Dataset rows =>
╭──

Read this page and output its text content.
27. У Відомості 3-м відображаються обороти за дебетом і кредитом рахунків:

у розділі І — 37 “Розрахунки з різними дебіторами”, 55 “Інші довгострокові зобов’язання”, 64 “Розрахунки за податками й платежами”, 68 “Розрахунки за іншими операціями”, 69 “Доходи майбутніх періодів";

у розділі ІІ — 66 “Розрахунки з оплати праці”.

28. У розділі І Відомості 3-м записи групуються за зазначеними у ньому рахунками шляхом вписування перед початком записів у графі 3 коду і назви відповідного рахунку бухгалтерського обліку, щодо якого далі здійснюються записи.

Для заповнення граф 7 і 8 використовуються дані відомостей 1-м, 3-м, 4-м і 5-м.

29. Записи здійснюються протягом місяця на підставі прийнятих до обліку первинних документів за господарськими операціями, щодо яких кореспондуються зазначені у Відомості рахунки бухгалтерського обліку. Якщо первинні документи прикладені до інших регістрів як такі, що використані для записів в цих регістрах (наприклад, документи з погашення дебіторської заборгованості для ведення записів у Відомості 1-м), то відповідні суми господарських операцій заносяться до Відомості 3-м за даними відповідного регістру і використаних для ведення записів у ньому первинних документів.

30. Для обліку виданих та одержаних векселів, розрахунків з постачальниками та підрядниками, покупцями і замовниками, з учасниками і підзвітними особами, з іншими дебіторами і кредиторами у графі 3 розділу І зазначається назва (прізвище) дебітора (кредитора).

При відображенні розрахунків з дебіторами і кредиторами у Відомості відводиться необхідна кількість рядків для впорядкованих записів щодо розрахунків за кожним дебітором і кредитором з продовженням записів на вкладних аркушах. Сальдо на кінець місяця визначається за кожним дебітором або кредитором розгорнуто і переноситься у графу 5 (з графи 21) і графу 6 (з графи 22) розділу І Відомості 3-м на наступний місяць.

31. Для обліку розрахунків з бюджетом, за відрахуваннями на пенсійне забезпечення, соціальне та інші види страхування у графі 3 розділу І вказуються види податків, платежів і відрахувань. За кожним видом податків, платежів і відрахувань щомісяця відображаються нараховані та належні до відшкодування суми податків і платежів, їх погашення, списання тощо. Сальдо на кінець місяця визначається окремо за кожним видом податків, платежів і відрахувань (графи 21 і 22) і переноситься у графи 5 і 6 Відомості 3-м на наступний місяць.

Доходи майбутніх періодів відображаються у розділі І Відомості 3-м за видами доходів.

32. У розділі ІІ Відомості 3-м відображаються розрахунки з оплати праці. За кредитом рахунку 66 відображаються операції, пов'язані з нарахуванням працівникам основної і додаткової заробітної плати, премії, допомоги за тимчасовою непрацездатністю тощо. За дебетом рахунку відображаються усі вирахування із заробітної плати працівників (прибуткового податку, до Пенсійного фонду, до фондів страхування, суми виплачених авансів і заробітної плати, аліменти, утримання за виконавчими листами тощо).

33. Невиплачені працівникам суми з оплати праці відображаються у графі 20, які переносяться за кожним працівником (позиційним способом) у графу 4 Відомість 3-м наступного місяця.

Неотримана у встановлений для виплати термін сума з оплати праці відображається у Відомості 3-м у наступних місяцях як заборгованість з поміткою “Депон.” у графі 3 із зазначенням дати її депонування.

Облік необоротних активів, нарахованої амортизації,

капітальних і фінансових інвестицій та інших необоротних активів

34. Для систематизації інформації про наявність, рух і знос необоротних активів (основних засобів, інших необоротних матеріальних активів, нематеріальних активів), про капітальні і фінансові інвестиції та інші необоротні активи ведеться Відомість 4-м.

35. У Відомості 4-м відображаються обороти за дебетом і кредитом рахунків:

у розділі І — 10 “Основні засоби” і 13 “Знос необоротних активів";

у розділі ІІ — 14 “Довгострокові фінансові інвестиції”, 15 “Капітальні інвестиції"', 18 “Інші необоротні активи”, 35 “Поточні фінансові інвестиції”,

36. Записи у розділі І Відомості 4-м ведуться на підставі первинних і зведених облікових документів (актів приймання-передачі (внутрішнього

╰──

Task details =>
Each line in the data that holds the string "активи" should be found and copied.

Response for this exercise =>
34. Для систематизації інформації про наявність, рух і знос необоротних активів (основних засобів, інших необоротних матеріальних активів, нематеріальних активів), про капітальні і фінансові інвестиції та інші необоротні активи ведеться Відомість 4-м.
у розділі ІІ — 14 “Довгострокові фінансові інвестиції”, 15 “Капітальні інвестиції"', 18 “Інші необоротні активи”, 35 “Поточні фінансові інвестиції”,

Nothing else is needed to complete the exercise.